=== Begin Enclosure ===
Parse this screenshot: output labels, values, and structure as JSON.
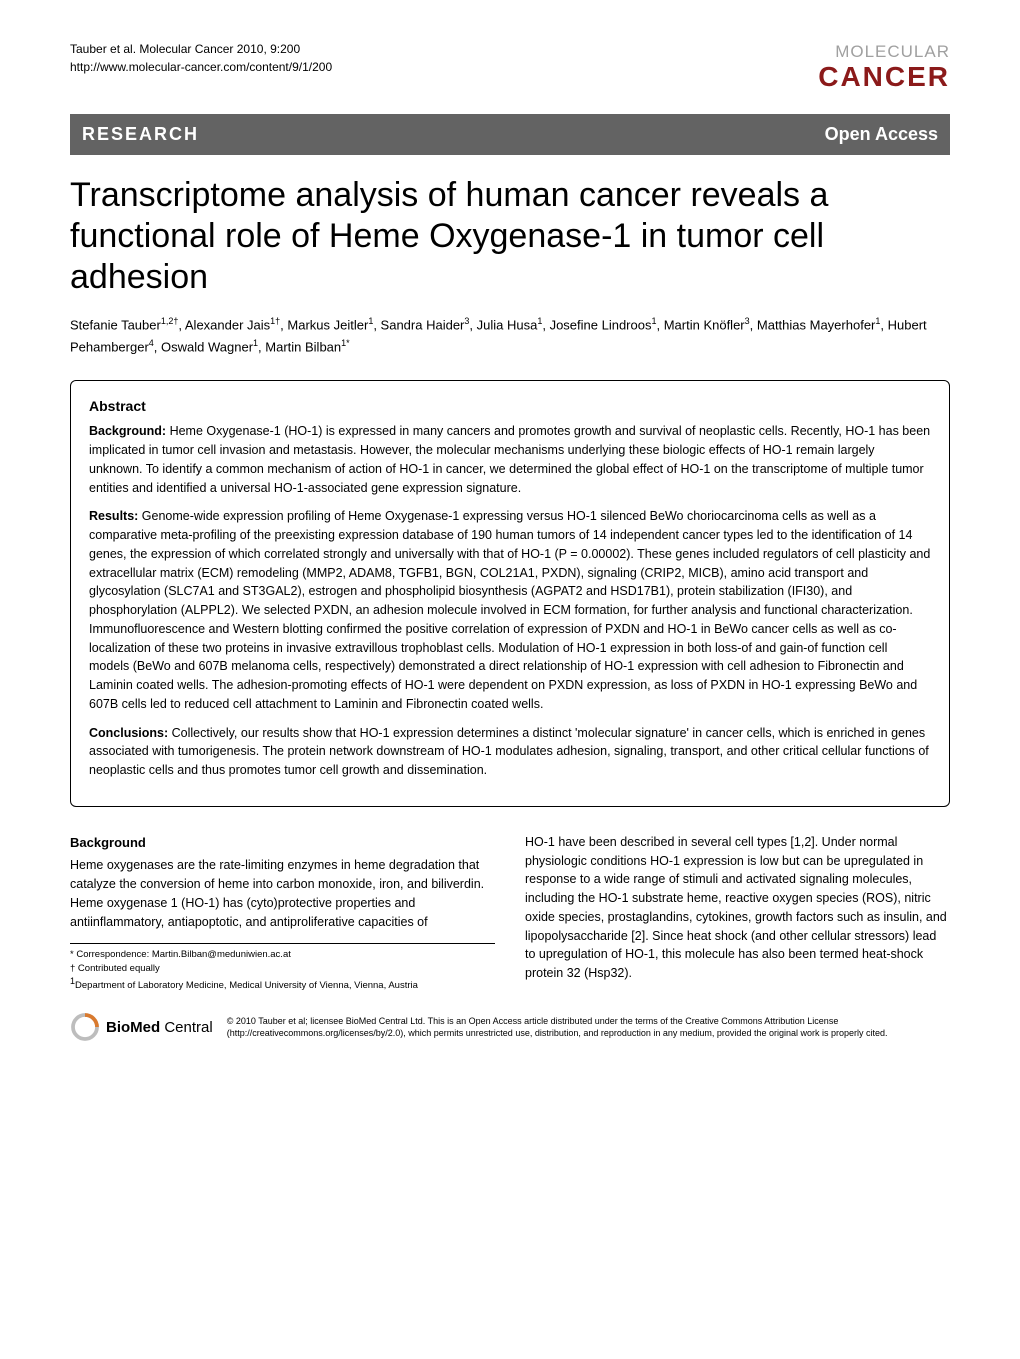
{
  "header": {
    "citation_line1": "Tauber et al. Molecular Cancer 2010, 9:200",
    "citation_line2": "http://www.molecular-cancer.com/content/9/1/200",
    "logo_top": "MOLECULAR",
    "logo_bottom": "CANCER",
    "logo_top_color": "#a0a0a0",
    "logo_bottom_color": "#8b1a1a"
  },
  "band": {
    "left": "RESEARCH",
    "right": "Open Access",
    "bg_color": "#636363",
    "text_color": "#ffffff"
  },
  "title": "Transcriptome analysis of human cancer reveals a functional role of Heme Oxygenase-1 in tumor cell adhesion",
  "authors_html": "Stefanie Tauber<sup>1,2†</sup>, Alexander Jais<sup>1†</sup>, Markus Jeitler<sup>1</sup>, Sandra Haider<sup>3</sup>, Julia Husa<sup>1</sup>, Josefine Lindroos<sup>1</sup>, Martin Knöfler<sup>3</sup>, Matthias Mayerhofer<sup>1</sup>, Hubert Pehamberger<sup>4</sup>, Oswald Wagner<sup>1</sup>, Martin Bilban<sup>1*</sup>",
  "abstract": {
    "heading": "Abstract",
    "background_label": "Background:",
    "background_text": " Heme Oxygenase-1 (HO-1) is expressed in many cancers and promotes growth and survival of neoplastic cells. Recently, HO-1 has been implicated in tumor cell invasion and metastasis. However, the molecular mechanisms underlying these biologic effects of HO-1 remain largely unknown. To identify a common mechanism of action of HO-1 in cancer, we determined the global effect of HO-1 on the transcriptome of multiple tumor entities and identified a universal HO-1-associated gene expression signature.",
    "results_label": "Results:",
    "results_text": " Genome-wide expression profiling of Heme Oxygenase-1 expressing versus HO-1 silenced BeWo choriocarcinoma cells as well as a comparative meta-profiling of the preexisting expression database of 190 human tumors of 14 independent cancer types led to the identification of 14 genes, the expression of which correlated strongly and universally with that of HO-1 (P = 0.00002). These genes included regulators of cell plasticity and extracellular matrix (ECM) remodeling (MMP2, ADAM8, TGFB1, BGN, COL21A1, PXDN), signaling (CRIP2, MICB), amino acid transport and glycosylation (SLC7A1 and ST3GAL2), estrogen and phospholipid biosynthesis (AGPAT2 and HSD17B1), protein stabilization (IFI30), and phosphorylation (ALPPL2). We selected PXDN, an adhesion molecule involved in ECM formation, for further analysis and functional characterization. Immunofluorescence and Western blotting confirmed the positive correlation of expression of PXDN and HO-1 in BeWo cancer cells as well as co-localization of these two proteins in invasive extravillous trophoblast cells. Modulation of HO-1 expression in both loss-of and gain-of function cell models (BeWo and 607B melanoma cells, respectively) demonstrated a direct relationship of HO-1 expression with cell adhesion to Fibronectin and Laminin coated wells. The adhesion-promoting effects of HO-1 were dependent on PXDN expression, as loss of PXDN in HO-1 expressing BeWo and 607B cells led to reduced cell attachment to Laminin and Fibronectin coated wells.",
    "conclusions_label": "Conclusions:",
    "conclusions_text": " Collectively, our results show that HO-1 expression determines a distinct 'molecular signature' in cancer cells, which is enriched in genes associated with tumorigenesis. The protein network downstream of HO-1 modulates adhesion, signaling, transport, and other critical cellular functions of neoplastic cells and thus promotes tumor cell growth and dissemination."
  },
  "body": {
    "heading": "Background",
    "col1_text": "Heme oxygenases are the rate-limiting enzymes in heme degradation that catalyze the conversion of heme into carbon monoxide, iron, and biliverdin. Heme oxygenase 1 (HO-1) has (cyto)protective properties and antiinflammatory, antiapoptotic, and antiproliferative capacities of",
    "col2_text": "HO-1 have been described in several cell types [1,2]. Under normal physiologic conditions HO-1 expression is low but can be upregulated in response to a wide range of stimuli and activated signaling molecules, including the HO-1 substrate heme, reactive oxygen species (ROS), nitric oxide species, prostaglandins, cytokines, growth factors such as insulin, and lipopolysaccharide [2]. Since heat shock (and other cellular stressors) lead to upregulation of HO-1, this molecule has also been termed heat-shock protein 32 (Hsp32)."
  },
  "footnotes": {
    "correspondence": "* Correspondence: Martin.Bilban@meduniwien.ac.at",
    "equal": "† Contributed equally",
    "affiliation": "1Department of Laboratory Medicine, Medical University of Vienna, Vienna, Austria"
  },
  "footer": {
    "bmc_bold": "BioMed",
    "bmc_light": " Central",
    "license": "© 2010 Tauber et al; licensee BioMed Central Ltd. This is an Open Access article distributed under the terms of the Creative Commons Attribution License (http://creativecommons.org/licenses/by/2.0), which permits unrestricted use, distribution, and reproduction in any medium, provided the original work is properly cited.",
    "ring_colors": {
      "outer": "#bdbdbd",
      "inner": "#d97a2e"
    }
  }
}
=== End Enclosure ===
=== Begin Enclosure ===
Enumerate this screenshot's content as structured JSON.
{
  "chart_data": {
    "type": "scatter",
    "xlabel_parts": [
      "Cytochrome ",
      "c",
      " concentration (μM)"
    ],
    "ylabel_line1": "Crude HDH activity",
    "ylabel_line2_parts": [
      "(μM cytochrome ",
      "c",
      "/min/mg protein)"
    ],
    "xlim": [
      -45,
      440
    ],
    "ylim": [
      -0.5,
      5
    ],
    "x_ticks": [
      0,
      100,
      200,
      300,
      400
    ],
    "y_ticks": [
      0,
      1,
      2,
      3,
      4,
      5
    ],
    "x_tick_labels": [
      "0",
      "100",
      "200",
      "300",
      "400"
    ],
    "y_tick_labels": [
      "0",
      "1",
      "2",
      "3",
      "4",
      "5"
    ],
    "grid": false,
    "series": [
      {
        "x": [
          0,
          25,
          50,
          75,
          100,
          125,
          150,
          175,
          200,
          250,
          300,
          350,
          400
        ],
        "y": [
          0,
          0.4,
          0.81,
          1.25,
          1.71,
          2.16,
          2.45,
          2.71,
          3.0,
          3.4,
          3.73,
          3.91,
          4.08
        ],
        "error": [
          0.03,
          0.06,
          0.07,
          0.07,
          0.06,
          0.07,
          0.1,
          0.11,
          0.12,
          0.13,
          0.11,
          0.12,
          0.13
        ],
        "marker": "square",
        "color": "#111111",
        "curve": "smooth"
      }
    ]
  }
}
=== End Enclosure ===
=== Begin Enclosure ===
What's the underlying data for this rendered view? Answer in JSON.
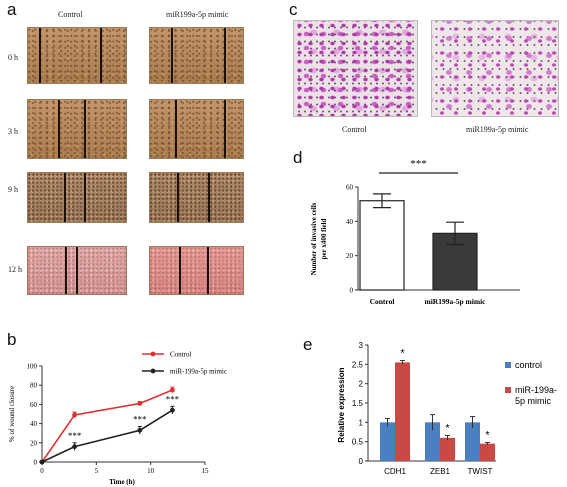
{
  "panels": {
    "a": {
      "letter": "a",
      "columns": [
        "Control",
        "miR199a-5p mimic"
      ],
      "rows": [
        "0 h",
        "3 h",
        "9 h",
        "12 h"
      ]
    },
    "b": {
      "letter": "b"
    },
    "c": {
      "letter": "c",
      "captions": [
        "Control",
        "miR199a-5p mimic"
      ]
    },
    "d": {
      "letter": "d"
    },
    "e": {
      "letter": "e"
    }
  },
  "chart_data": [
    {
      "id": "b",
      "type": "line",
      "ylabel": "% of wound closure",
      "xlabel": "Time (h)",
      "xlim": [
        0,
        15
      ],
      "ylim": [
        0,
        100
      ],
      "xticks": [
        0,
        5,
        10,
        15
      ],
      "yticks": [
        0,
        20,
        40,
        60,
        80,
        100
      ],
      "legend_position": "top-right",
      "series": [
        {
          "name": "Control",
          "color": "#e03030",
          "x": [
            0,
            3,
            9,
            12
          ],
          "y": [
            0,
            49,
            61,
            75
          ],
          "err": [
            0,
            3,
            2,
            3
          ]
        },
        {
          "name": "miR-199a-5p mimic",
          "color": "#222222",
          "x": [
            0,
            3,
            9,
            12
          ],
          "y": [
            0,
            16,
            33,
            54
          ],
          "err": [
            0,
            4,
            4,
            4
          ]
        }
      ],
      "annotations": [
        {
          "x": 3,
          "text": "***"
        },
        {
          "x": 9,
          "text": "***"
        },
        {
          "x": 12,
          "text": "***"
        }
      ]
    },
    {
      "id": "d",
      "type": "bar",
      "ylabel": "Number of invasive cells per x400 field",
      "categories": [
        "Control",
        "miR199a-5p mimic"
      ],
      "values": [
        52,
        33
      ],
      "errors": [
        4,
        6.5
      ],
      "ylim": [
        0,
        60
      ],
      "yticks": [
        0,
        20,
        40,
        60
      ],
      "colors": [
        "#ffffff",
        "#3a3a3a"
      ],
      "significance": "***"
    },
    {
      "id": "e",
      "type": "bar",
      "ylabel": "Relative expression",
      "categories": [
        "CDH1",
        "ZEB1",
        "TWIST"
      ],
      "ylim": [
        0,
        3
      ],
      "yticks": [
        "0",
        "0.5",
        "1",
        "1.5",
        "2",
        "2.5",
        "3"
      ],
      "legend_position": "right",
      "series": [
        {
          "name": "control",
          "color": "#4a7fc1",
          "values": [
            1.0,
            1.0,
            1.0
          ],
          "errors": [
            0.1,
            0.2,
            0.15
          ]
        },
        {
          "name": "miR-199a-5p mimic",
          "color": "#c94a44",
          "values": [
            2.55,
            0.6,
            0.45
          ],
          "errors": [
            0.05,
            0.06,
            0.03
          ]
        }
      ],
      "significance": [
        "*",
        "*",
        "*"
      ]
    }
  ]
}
=== End Enclosure ===
What you need to do:
Scan the listing above. Gather each line that contains the word "right".

Problem solution:
    "right": "Open Access",
      "legend_position": "top-right",
      "legend_position": "right",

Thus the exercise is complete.